• Set problem
Quote all of the entries word for word.

## Start

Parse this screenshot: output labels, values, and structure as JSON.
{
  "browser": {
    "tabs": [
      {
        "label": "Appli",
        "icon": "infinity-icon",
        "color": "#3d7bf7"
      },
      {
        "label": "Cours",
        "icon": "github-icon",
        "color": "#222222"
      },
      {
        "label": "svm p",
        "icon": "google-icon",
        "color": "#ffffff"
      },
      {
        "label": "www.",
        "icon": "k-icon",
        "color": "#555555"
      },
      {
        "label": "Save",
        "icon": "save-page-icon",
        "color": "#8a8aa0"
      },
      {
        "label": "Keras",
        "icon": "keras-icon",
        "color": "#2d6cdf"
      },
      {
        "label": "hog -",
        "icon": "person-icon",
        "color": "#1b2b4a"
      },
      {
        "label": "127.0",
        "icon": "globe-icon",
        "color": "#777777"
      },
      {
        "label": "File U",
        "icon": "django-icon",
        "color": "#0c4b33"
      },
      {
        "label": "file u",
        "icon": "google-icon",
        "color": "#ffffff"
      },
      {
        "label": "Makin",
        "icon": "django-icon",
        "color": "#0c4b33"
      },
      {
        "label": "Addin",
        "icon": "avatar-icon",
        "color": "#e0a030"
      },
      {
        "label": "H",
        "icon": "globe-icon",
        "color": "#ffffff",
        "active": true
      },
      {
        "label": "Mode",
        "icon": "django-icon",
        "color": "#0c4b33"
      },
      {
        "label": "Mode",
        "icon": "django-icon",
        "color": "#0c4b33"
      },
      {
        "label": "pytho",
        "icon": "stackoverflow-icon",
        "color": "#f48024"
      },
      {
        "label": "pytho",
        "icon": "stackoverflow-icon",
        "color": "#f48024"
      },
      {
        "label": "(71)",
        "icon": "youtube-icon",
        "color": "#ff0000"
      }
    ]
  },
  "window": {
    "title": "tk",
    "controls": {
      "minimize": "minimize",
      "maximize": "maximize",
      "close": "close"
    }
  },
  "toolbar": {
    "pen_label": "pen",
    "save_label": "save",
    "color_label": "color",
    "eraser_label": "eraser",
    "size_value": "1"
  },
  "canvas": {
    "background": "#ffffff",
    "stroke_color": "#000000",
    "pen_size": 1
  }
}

## End

• Task answer
Parse this screenshot: output labels, values, and structure as JSON.
{
  "browser": {
    "tabs": [
      {
        "label": "Appli",
        "icon": "infinity-icon",
        "color": "#3d7bf7"
      },
      {
        "label": "Cours",
        "icon": "github-icon",
        "color": "#222222"
      },
      {
        "label": "svm p",
        "icon": "google-icon",
        "color": "#ffffff"
      },
      {
        "label": "www.",
        "icon": "k-icon",
        "color": "#555555"
      },
      {
        "label": "Save",
        "icon": "save-page-icon",
        "color": "#8a8aa0"
      },
      {
        "label": "Keras",
        "icon": "keras-icon",
        "color": "#2d6cdf"
      },
      {
        "label": "hog -",
        "icon": "person-icon",
        "color": "#1b2b4a"
      },
      {
        "label": "127.0",
        "icon": "globe-icon",
        "color": "#777777"
      },
      {
        "label": "File U",
        "icon": "django-icon",
        "color": "#0c4b33"
      },
      {
        "label": "file u",
        "icon": "google-icon",
        "color": "#ffffff"
      },
      {
        "label": "Makin",
        "icon": "django-icon",
        "color": "#0c4b33"
      },
      {
        "label": "Addin",
        "icon": "avatar-icon",
        "color": "#e0a030"
      },
      {
        "label": "H",
        "icon": "globe-icon",
        "color": "#ffffff",
        "active": true
      },
      {
        "label": "Mode",
        "icon": "django-icon",
        "color": "#0c4b33"
      },
      {
        "label": "Mode",
        "icon": "django-icon",
        "color": "#0c4b33"
      },
      {
        "label": "pytho",
        "icon": "stackoverflow-icon",
        "color": "#f48024"
      },
      {
        "label": "pytho",
        "icon": "stackoverflow-icon",
        "color": "#f48024"
      },
      {
        "label": "(71)",
        "icon": "youtube-icon",
        "color": "#ff0000"
      }
    ]
  },
  "window": {
    "title": "tk",
    "controls": {
      "minimize": "minimize",
      "maximize": "maximize",
      "close": "close"
    }
  },
  "toolbar": {
    "pen_label": "pen",
    "save_label": "save",
    "color_label": "color",
    "eraser_label": "eraser",
    "size_value": "1"
  },
  "canvas": {
    "background": "#ffffff",
    "stroke_color": "#000000",
    "pen_size": 1
  }
}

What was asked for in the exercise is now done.